> [Instruction] Can you update the speech, starting with "We promised to replace" and going on through "are working successfully.", and write that stretch out again with "youth crime panels" in place of "youth offending teams"?

> [Passage]
*****
As we are talking about a change for the future, it is difficult to calculate with any precision how many more defendants are likely to be convicted. On the best judgment available, I contend that more defendants who are guilty would be convicted and would probably plead guilty at an earlier stage, to the huge convenience of victims. There is no evidence to suggest that magistrates are less capable than the Crown court of coming to a just decision on relatively simple issues.

Mr. Malins: Will the right hon. Gentleman give way?

Mr. Straw: No, I shall make some progress.

At the general election, we wrote our manifesto against the background of a doubling of crime under the Conservative party. We are now delivering on the commitments that we made. We were committed to a root-and-branch reform of the youth justice system, which the previous Administration had left in decay. We promised to halve, within five years, the time that it takes to get persistent young offenders from arrest to sentence. When he was Home Secretary, the right hon. and learned Member for Folkestone and Hythe (Mr. Howard) described that as undeliverable, yet we have already reduced the average time by seven weeks and we are on target to meet that promise.

We promised to replace repeat cautions with a single final warning, to establish youth offending teams, to streamline youth courts and to create new parenting orders. All those measures are working successfully.

Mr. Malins: Will the Home Secretary give way?

Mr. Straw: I want to make some progress, but I will give way later.

We promised to decentralise the Crown Prosecution Service. The previous Government introduced a fundamentally flawed CPS system in 1985. We promised to provide tougher punishment for repeat violent and sex offenders, and greater protection for victims and witnesses in court. All those things have been done.
*****
> [Data lines]
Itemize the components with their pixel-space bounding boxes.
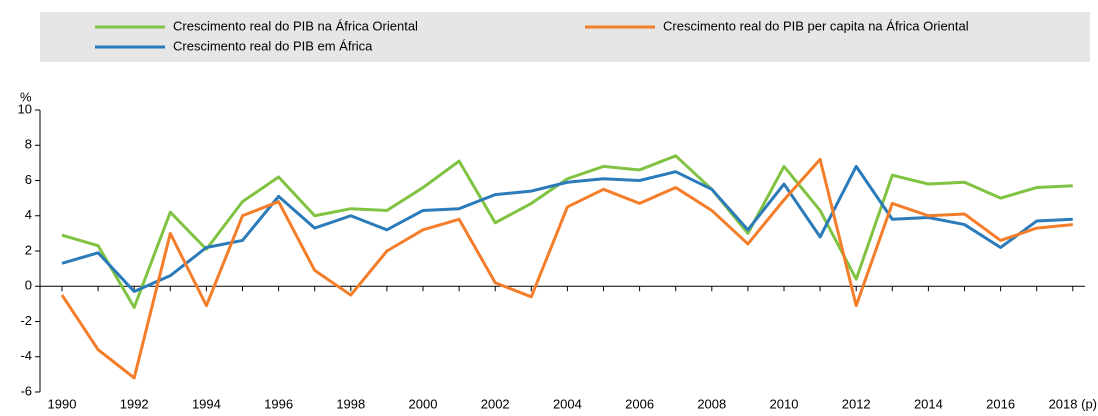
*****
> [The answer]
We promised to replace repeat cautions with a single final warning, to establish youth crime panels, to streamline youth courts and to create new parenting orders. All those measures are working successfully.